#### [DATA ENTRIES]
···

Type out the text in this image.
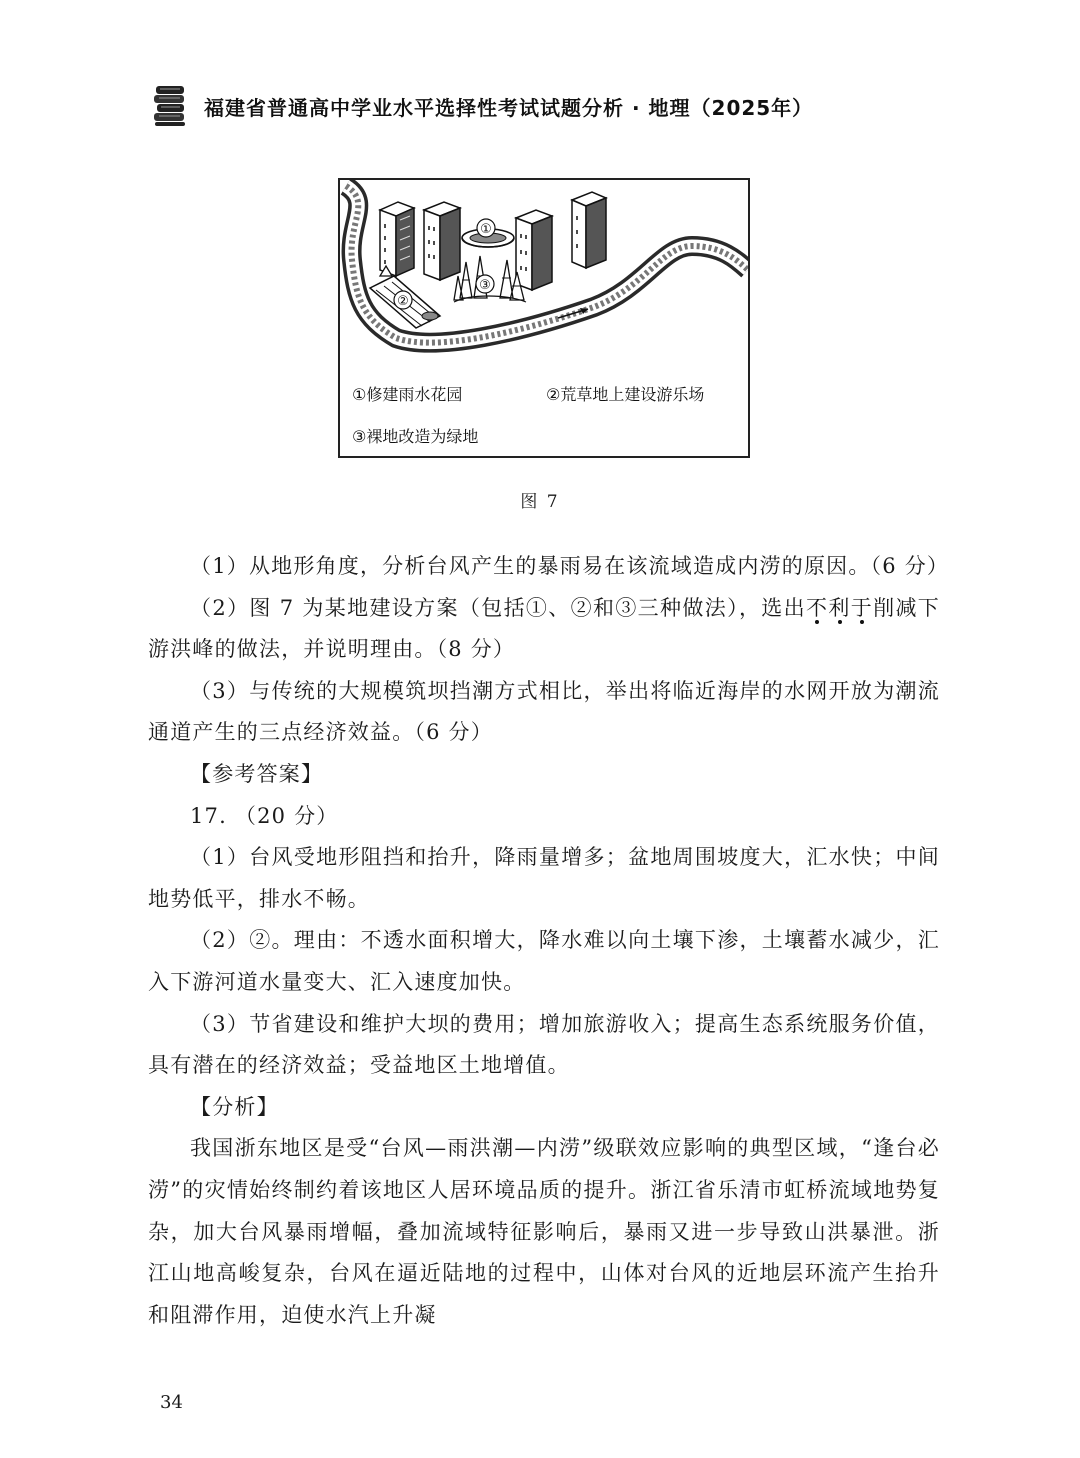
福建省普通高中学业水平选择性考试试题分析 · 地理（2025年）
①
③
②
①修建雨水花园	②荒草地上建设游乐场
③裸地改造为绿地
图 7

（1）从地形角度，分析台风产生的暴雨易在该流域造成内涝的原因。（6 分）

（2）图 7 为某地建设方案（包括①、②和③三种做法），选出不利于削减下游洪峰的做法，并说明理由。（8 分）

（3）与传统的大规模筑坝挡潮方式相比，举出将临近海岸的水网开放为潮流通道产生的三点经济效益。（6 分）

【参考答案】

17. （20 分）

（1）台风受地形阻挡和抬升，降雨量增多；盆地周围坡度大，汇水快；中间地势低平，排水不畅。

（2）②。理由：不透水面积增大，降水难以向土壤下渗，土壤蓄水减少，汇入下游河道水量变大、汇入速度加快。

（3）节省建设和维护大坝的费用；增加旅游收入；提高生态系统服务价值，具有潜在的经济效益；受益地区土地增值。

【分析】

我国浙东地区是受“台风—雨洪潮—内涝”级联效应影响的典型区域，“逢台必涝”的灾情始终制约着该地区人居环境品质的提升。浙江省乐清市虹桥流域地势复杂，加大台风暴雨增幅，叠加流域特征影响后，暴雨又进一步导致山洪暴泄。浙江山地高峻复杂，台风在逼近陆地的过程中，山体对台风的近地层环流产生抬升和阻滞作用，迫使水汽上升凝

34
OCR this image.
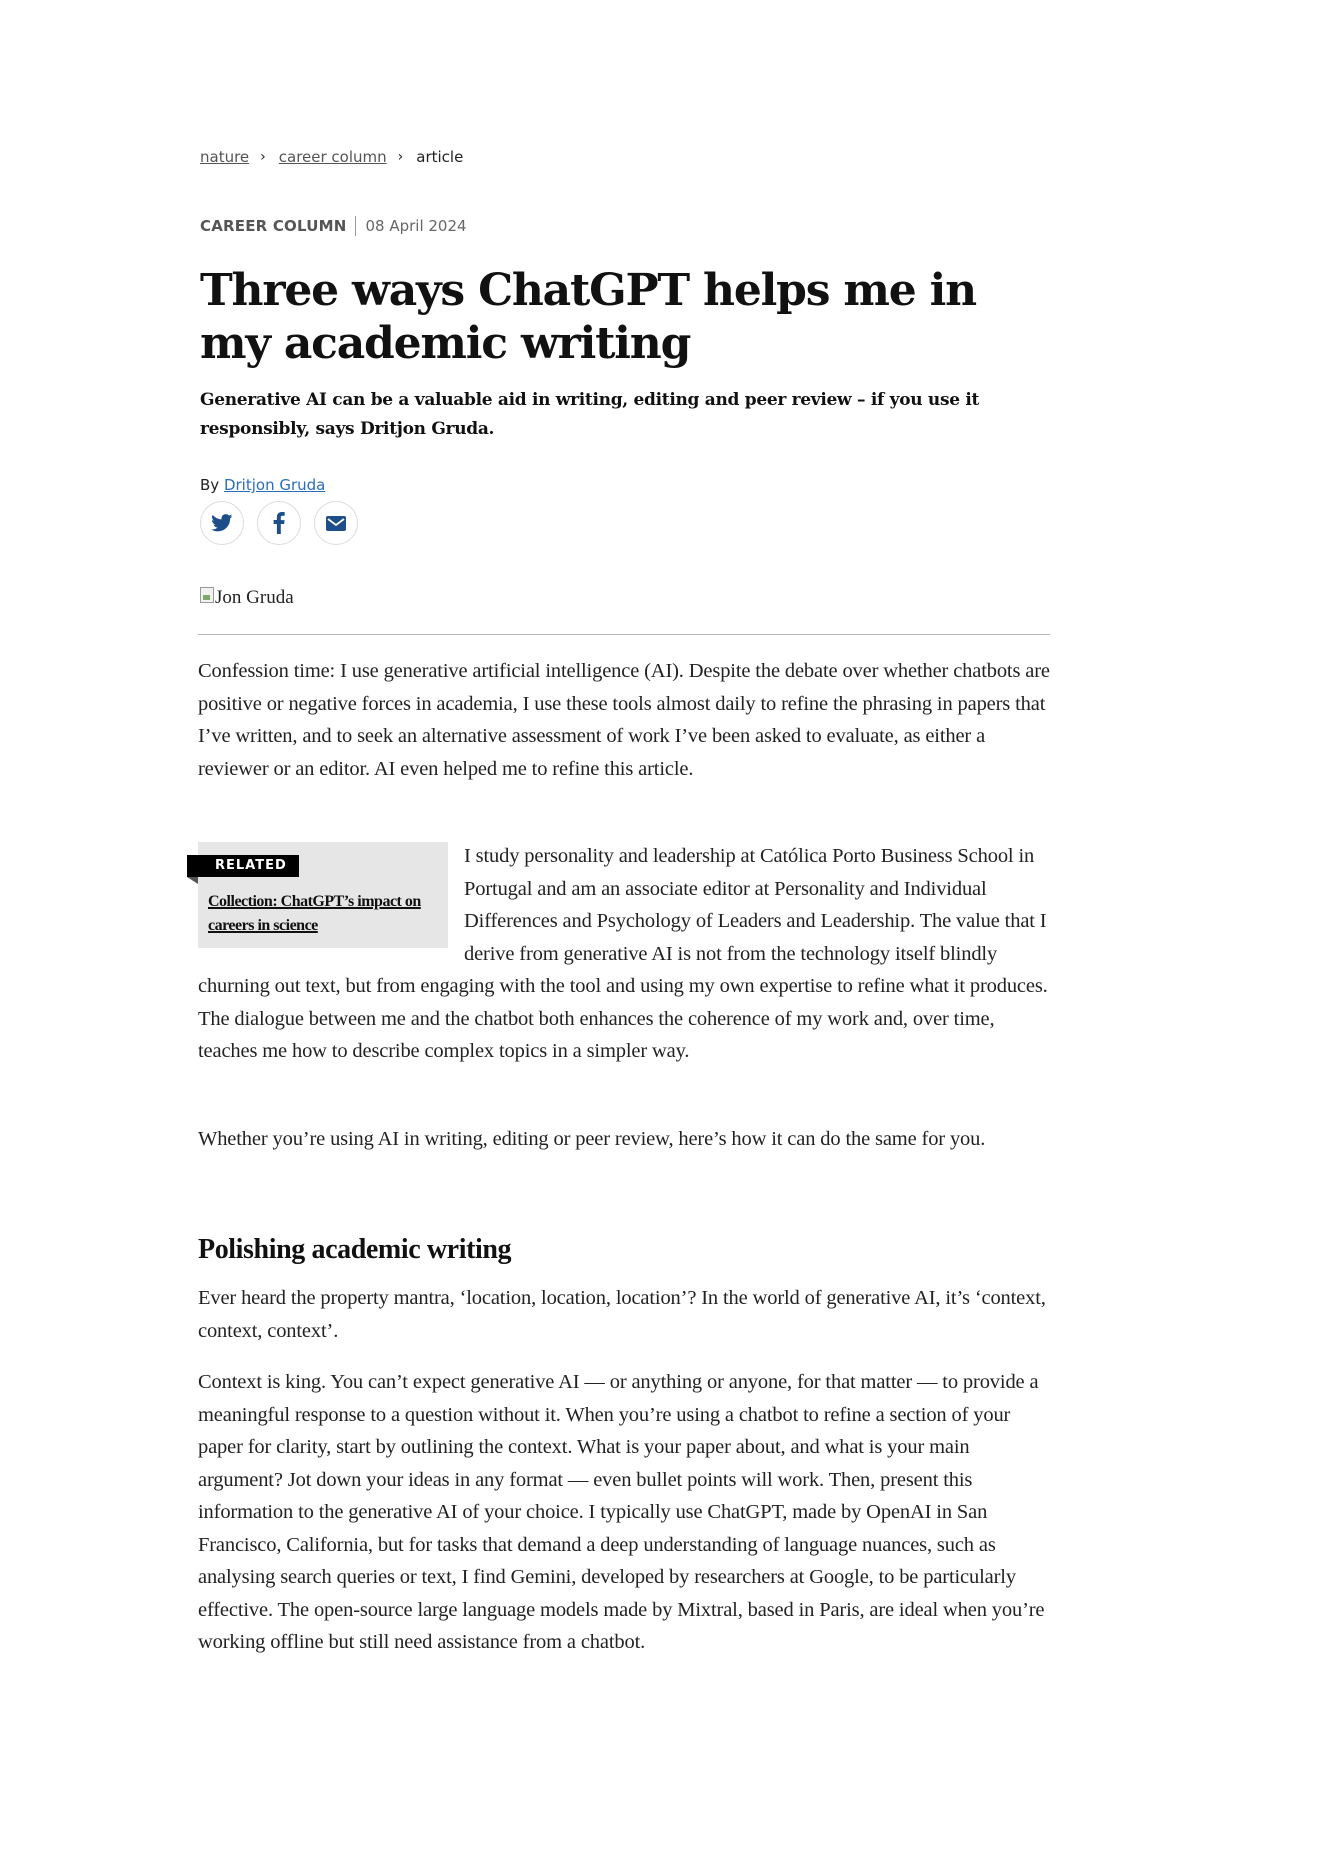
nature › career column › article
CAREER COLUMN 08 April 2024
Three ways ChatGPT helps me in my academic writing

Generative AI can be a valuable aid in writing, editing and peer review – if you use it responsibly, says Dritjon Gruda.

By Dritjon Gruda
Jon Gruda

Confession time: I use generative artificial intelligence (AI). Despite the debate over whether chatbots are positive or negative forces in academia, I use these tools almost daily to refine the phrasing in papers that I’ve written, and to seek an alternative assessment of work I’ve been asked to evaluate, as either a reviewer or an editor. AI even helped me to refine this article.

RELATED
Collection: ChatGPT’s impact on careers in science

I study personality and leadership at Católica Porto Business School in Portugal and am an associate editor at Personality and Individual Differences and Psychology of Leaders and Leadership. The value that I derive from generative AI is not from the technology itself blindly churning out text, but from engaging with the tool and using my own expertise to refine what it produces. The dialogue between me and the chatbot both enhances the coherence of my work and, over time, teaches me how to describe complex topics in a simpler way.

Whether you’re using AI in writing, editing or peer review, here’s how it can do the same for you.

Polishing academic writing

Ever heard the property mantra, ‘location, location, location’? In the world of generative AI, it’s ‘context, context, context’.

Context is king. You can’t expect generative AI — or anything or anyone, for that matter — to provide a meaningful response to a question without it. When you’re using a chatbot to refine a section of your paper for clarity, start by outlining the context. What is your paper about, and what is your main argument? Jot down your ideas in any format — even bullet points will work. Then, present this information to the generative AI of your choice. I typically use ChatGPT, made by OpenAI in San Francisco, California, but for tasks that demand a deep understanding of language nuances, such as analysing search queries or text, I find Gemini, developed by researchers at Google, to be particularly effective. The open-source large language models made by Mixtral, based in Paris, are ideal when you’re working offline but still need assistance from a chatbot.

···

#### [DESCRIPTION OF THE TASK]
Take each line of the material that contains the word "ChatGPT" and list it.

#### [RIGHT ANSWER]
Three ways ChatGPT helps me in my academic writing
Collection: ChatGPT’s impact on careers in science
Context is king. You can’t expect generative AI — or anything or anyone, for that matter — to provide a meaningful response to a question without it. When you’re using a chatbot to refine a section of your paper for clarity, start by outlining the context. What is your paper about, and what is your main argument? Jot down your ideas in any format — even bullet points will work. Then, present this information to the generative AI of your choice. I typically use ChatGPT, made by OpenAI in San Francisco, California, but for tasks that demand a deep understanding of language nuances, such as analysing search queries or text, I find Gemini, developed by researchers at Google, to be particularly effective. The open-source large language models made by Mixtral, based in Paris, are ideal when you’re working offline but still need assistance from a chatbot.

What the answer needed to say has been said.